DIRECTION :: Below are records; work out how many of their lines contain "Frühbucherrabatt" and give only that number.

╔══

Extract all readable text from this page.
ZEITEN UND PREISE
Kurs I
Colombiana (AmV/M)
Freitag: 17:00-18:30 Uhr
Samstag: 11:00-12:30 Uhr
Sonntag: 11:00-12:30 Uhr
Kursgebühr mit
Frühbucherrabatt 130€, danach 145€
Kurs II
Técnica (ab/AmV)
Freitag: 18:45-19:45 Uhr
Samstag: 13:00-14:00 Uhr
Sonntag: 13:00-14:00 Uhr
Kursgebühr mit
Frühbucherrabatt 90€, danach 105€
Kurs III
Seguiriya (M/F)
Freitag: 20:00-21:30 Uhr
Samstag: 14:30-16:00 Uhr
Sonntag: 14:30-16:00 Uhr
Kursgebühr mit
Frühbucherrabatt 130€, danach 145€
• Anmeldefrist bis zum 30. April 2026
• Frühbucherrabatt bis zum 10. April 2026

╚══

TASK ANSWER :: 4